─── DATA
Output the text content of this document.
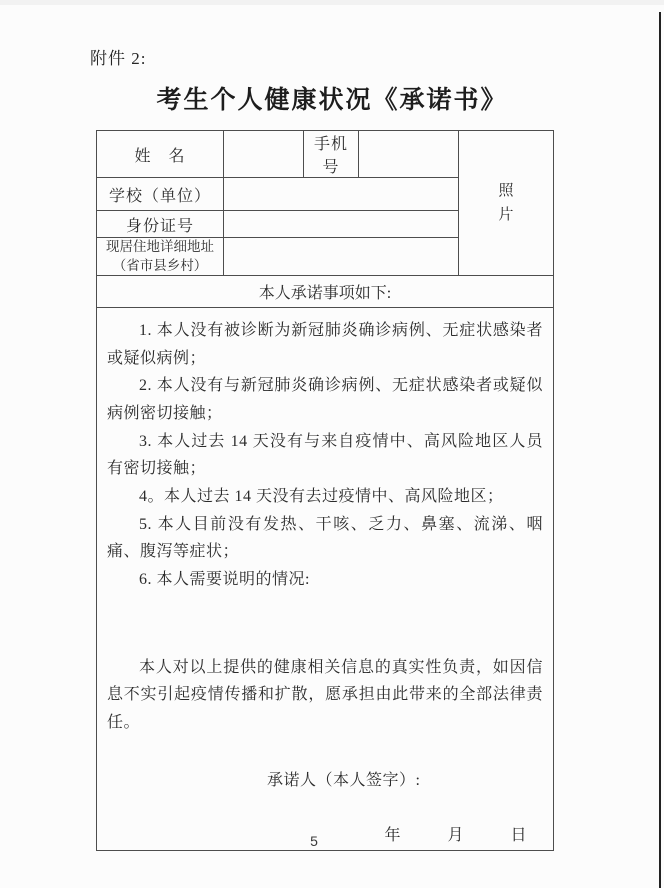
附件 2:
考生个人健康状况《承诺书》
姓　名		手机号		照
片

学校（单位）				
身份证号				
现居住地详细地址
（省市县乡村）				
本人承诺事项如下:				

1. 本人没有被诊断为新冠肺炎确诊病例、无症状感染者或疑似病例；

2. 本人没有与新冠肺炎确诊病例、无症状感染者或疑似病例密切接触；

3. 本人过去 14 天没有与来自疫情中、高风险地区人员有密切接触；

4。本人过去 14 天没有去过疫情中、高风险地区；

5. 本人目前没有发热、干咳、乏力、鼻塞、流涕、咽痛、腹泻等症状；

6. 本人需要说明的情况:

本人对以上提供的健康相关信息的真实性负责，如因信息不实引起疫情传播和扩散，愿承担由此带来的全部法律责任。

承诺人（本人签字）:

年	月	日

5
──────
─── DATA
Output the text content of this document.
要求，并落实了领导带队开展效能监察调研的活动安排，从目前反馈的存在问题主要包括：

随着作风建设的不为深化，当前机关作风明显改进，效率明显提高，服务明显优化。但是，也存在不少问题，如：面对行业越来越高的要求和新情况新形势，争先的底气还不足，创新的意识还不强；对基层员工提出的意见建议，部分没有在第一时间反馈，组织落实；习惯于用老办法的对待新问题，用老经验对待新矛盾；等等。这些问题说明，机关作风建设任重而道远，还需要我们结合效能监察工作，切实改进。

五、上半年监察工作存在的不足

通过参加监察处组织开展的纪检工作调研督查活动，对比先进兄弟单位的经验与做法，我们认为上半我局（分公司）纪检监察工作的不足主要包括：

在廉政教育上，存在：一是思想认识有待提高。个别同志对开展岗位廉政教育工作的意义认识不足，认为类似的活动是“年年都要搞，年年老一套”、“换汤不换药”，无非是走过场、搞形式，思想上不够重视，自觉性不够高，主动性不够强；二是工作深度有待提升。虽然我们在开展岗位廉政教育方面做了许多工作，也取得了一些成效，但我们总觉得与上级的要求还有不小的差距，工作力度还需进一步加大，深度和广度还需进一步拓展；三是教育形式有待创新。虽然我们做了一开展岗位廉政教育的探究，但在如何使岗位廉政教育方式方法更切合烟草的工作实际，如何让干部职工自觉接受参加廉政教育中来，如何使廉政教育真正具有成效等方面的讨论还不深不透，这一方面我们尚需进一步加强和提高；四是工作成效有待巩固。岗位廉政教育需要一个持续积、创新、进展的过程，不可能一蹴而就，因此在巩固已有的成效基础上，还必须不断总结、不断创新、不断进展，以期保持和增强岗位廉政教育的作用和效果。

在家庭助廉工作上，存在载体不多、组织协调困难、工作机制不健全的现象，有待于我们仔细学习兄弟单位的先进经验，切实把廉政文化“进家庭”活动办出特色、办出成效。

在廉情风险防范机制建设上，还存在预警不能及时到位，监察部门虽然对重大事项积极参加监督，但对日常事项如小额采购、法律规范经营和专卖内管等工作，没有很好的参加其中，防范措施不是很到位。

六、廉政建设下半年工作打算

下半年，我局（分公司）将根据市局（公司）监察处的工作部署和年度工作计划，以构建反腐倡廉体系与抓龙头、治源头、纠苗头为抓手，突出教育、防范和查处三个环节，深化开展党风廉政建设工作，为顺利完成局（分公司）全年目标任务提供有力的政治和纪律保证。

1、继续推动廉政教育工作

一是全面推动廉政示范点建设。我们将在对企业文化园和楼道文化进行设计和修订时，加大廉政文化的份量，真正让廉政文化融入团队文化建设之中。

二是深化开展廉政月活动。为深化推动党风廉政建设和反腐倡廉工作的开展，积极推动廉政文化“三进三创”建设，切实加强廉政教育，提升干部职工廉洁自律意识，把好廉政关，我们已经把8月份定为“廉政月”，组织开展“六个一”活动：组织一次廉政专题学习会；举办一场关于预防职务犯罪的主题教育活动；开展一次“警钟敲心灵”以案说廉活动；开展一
──────
─── DATA
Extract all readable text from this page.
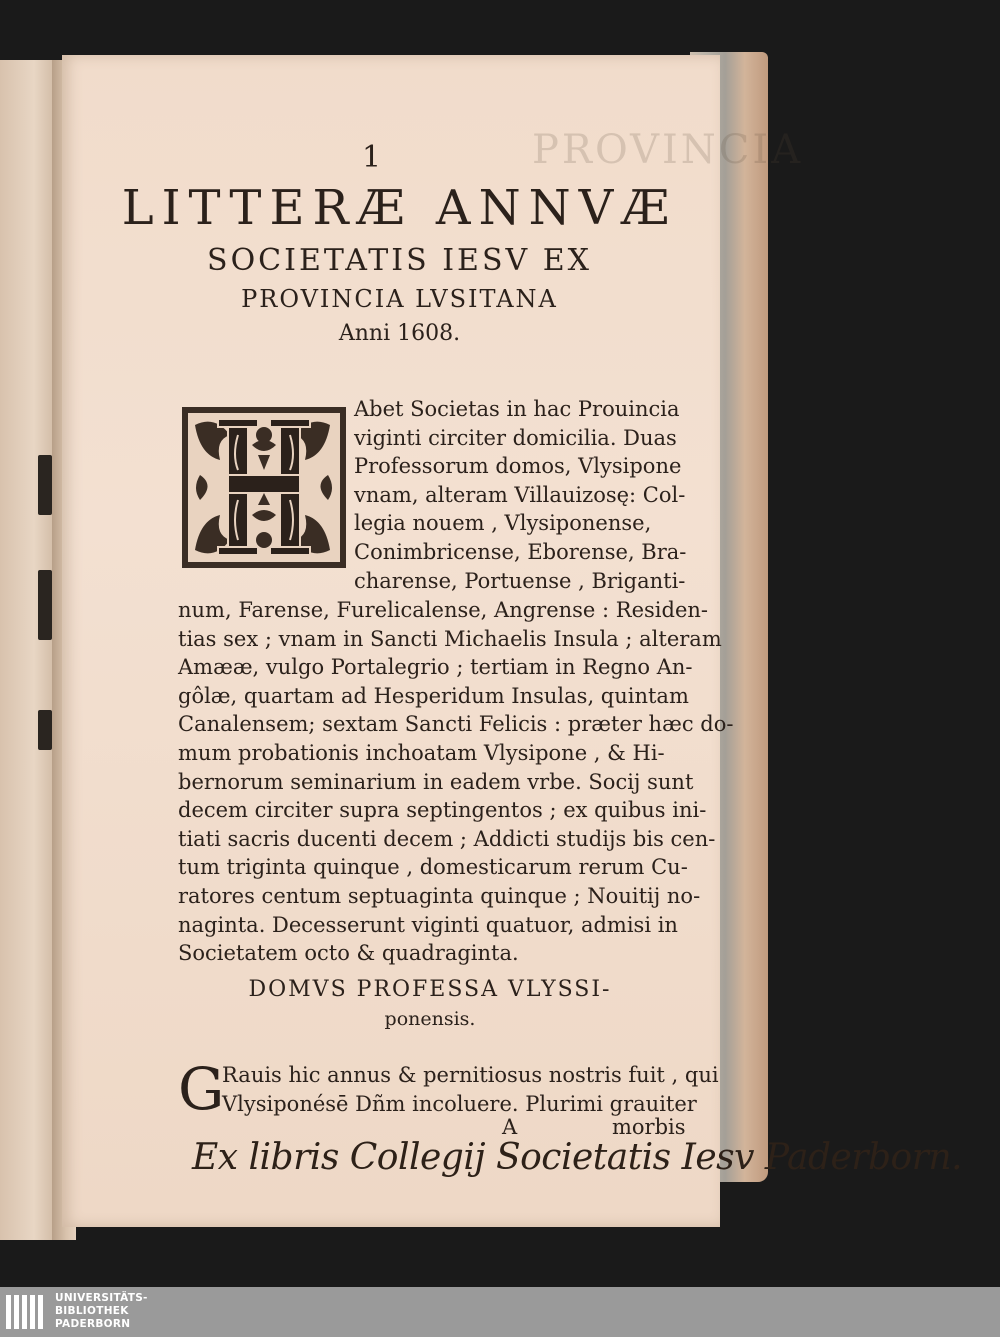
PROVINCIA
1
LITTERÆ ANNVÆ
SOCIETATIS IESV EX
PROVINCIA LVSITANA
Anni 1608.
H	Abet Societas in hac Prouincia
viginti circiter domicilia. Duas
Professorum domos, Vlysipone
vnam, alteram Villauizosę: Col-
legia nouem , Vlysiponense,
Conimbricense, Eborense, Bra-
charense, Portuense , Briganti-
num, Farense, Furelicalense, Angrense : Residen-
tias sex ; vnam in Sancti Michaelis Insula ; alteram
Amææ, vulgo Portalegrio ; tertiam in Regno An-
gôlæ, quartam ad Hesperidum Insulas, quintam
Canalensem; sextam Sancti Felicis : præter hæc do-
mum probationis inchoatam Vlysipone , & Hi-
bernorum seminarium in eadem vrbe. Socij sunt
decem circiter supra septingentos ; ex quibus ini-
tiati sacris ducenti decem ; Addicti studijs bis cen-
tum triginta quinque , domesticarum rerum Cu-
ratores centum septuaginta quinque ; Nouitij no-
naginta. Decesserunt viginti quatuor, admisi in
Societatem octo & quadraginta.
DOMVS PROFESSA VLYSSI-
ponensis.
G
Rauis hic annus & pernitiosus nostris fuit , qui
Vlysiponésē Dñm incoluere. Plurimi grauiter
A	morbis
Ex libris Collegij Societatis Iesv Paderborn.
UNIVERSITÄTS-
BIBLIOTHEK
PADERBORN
──────
__EXERCISE DETAILS__: Pull out every line of the records above that contains the word "alteram".

__OUTPUT FOR THIS TASK__:
vnam, alteram Villauizosę: Col-
tias sex ; vnam in Sancti Michaelis Insula ; alteram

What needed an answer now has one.